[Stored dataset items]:
################
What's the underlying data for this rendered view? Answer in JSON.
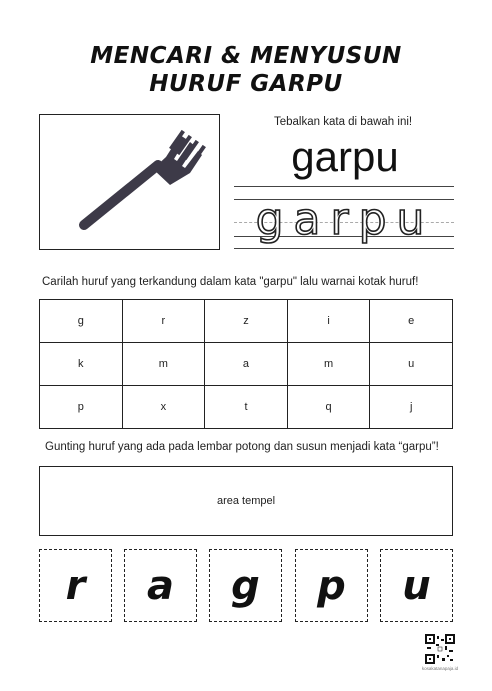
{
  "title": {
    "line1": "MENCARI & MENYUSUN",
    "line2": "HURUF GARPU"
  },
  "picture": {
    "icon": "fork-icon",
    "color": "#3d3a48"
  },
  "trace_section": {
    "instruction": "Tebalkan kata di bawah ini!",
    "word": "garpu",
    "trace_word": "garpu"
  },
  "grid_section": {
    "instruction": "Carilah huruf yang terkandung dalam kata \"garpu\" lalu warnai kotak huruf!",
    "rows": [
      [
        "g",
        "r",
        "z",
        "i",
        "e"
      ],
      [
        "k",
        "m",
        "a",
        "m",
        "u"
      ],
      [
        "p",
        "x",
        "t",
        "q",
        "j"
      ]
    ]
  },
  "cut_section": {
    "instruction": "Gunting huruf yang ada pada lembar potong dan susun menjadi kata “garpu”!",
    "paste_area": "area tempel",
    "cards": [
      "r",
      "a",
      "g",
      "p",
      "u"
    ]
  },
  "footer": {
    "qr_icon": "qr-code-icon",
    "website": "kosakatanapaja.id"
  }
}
################
[WHAT THIS TASK INVOLVES]:
Repeat the data in full and exactly. Omit pictures.

[FULL OUTPUT]:
What's the underlying data for this rendered view? Answer in JSON.
{
  "title": {
    "line1": "MENCARI & MENYUSUN",
    "line2": "HURUF GARPU"
  },
  "picture": {
    "icon": "fork-icon",
    "color": "#3d3a48"
  },
  "trace_section": {
    "instruction": "Tebalkan kata di bawah ini!",
    "word": "garpu",
    "trace_word": "garpu"
  },
  "grid_section": {
    "instruction": "Carilah huruf yang terkandung dalam kata \"garpu\" lalu warnai kotak huruf!",
    "rows": [
      [
        "g",
        "r",
        "z",
        "i",
        "e"
      ],
      [
        "k",
        "m",
        "a",
        "m",
        "u"
      ],
      [
        "p",
        "x",
        "t",
        "q",
        "j"
      ]
    ]
  },
  "cut_section": {
    "instruction": "Gunting huruf yang ada pada lembar potong dan susun menjadi kata “garpu”!",
    "paste_area": "area tempel",
    "cards": [
      "r",
      "a",
      "g",
      "p",
      "u"
    ]
  },
  "footer": {
    "qr_icon": "qr-code-icon",
    "website": "kosakatanapaja.id"
  }
}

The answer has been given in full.